What needs to be done: Find each line holding "đúng" and copy it out.

Extracted records:
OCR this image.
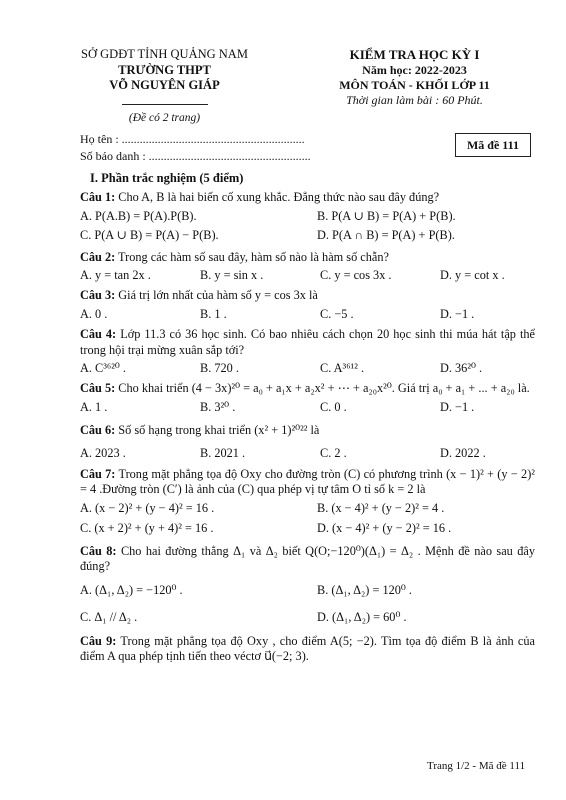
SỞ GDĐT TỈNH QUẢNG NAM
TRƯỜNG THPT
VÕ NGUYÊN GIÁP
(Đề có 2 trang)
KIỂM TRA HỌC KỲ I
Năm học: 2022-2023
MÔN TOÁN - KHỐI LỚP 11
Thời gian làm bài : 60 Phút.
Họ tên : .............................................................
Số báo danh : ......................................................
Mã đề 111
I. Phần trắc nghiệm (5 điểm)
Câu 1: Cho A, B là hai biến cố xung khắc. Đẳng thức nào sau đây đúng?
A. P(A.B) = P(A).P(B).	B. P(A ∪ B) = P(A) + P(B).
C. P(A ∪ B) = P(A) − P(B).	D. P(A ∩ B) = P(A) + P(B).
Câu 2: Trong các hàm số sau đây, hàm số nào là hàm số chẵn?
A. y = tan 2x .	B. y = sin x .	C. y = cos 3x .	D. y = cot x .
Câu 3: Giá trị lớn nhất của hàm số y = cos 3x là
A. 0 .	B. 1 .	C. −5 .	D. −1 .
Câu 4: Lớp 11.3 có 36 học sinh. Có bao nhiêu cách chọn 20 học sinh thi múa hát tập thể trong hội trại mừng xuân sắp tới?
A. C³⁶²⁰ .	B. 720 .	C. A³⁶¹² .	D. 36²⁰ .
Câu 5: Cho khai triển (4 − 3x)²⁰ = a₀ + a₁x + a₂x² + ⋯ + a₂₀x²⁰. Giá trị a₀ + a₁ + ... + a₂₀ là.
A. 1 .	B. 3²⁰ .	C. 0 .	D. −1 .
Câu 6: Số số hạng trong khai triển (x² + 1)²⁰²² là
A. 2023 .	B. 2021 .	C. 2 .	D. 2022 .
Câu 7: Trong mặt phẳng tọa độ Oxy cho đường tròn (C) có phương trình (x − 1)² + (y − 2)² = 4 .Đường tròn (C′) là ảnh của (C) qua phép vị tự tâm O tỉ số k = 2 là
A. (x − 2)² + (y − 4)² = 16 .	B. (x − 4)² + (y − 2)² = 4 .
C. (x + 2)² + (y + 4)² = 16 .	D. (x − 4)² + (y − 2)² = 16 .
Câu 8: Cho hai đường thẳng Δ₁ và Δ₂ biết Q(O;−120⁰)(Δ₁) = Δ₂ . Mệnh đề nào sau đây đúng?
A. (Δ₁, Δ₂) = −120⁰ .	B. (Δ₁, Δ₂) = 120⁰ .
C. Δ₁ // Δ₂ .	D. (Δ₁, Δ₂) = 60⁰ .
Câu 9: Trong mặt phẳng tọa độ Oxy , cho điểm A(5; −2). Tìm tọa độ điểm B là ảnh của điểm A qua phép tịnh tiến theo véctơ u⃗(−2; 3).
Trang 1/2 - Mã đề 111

Expected output:
Câu 1: Cho A, B là hai biến cố xung khắc. Đẳng thức nào sau đây đúng?
Câu 8: Cho hai đường thẳng Δ₁ và Δ₂ biết Q(O;−120⁰)(Δ₁) = Δ₂ . Mệnh đề nào sau đây đúng?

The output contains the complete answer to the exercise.